• _Task to complete_
Copy each line that holds "HNWI".

• _Entries supplied_
####

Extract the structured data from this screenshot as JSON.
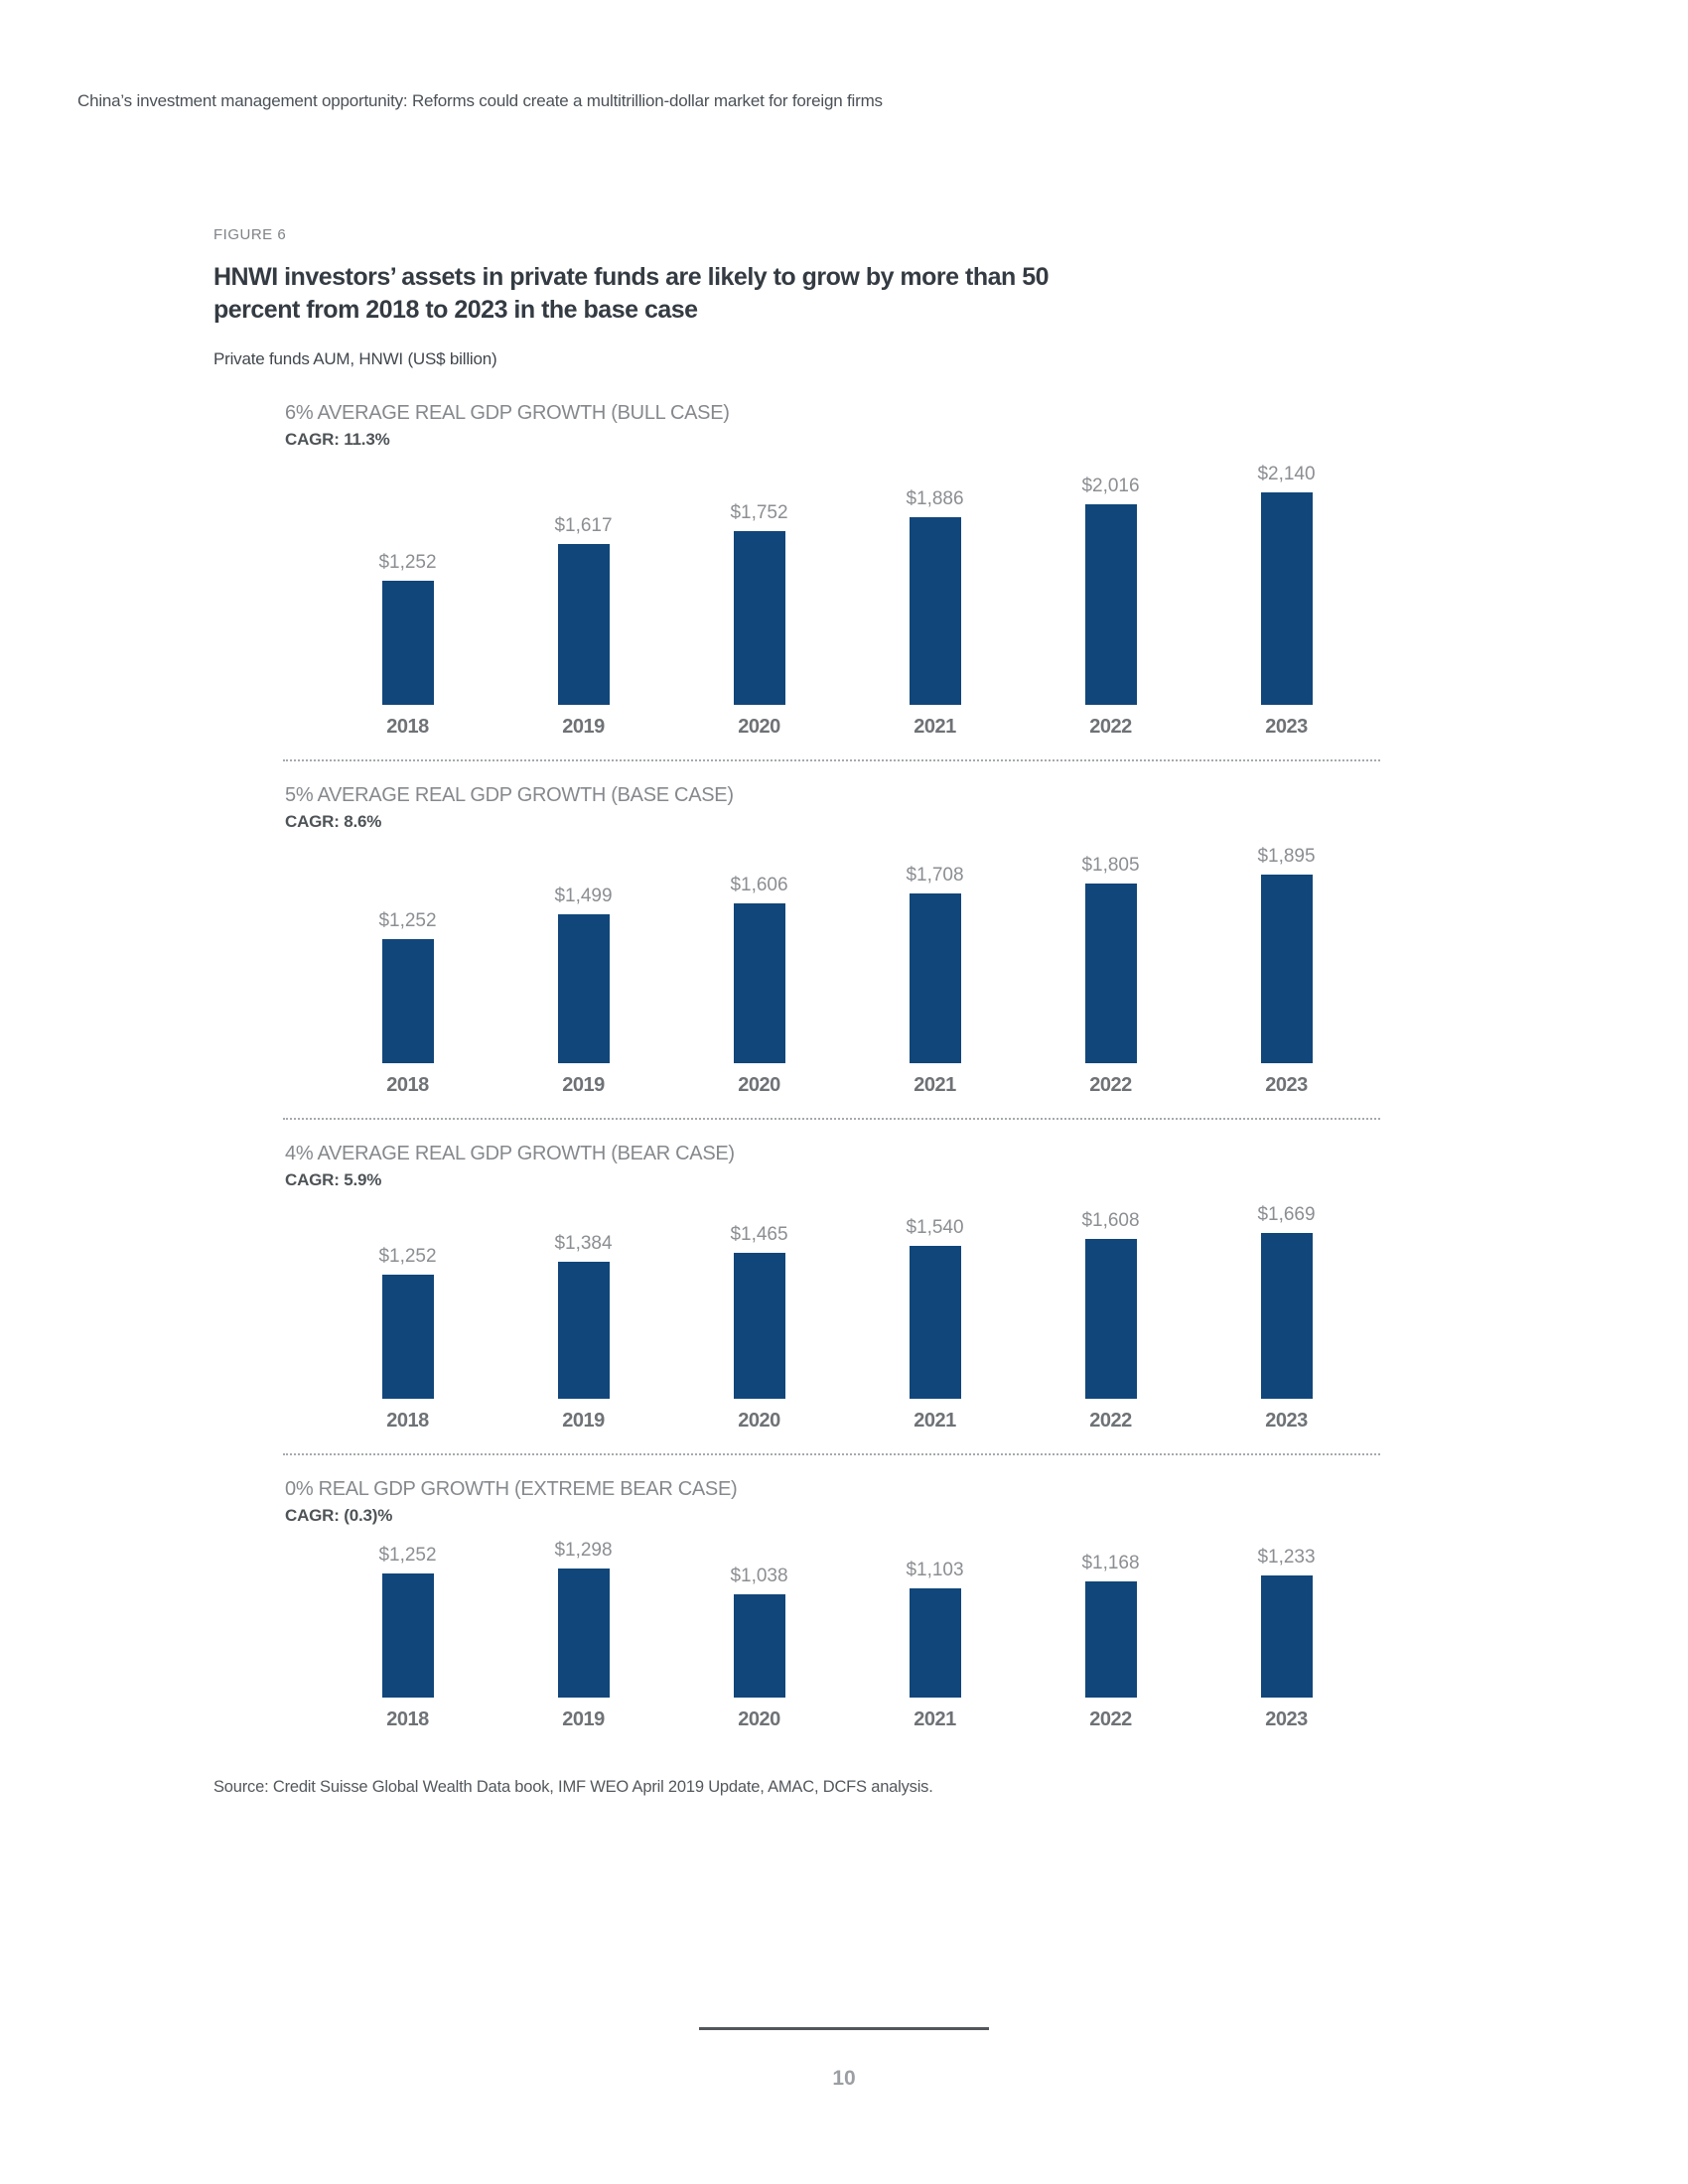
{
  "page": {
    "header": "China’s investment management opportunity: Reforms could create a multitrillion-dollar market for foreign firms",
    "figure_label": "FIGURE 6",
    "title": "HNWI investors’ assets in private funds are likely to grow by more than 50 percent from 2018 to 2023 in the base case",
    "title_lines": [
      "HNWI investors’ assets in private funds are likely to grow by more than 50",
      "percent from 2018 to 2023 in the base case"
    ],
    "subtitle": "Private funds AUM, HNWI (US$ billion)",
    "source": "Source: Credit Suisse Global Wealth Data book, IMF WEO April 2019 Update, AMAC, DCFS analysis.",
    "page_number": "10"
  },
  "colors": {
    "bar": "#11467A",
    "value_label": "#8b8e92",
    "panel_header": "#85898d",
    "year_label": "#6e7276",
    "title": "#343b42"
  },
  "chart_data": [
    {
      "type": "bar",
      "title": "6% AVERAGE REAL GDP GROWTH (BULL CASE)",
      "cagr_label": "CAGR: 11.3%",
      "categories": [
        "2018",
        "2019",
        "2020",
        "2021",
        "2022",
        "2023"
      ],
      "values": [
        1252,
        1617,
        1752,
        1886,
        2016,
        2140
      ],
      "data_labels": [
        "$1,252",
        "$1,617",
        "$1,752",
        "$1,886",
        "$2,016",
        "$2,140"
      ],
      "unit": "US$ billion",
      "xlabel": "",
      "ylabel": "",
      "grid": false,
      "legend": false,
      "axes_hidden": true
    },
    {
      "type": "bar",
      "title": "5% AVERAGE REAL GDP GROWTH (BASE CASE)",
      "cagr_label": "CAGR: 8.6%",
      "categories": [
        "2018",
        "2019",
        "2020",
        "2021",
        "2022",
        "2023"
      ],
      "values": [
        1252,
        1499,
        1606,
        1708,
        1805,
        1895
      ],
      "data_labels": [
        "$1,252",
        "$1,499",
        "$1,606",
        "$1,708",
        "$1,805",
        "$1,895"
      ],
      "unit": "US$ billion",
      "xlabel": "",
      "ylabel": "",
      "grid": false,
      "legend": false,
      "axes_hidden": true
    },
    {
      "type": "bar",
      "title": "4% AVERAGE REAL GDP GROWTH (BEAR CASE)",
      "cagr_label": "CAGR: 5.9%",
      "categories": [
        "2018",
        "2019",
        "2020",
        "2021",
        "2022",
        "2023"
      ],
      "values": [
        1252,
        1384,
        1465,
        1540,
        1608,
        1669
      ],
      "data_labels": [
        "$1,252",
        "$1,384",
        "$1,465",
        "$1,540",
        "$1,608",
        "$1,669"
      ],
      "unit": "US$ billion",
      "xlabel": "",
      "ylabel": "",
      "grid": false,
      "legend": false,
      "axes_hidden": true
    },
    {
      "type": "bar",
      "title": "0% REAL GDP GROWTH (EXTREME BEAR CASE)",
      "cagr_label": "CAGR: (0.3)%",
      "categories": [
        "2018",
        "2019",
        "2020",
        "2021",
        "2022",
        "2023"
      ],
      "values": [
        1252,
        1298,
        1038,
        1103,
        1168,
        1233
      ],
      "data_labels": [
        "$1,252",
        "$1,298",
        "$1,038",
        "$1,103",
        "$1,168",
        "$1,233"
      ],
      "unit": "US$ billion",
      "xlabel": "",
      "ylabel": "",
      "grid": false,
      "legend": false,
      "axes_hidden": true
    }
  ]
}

####

• _Completed exercise_
    "title": "HNWI investors’ assets in private funds are likely to grow by more than 50 percent from 2018 to 2023 in the base case",
      "HNWI investors’ assets in private funds are likely to grow by more than 50",
    "subtitle": "Private funds AUM, HNWI (US$ billion)",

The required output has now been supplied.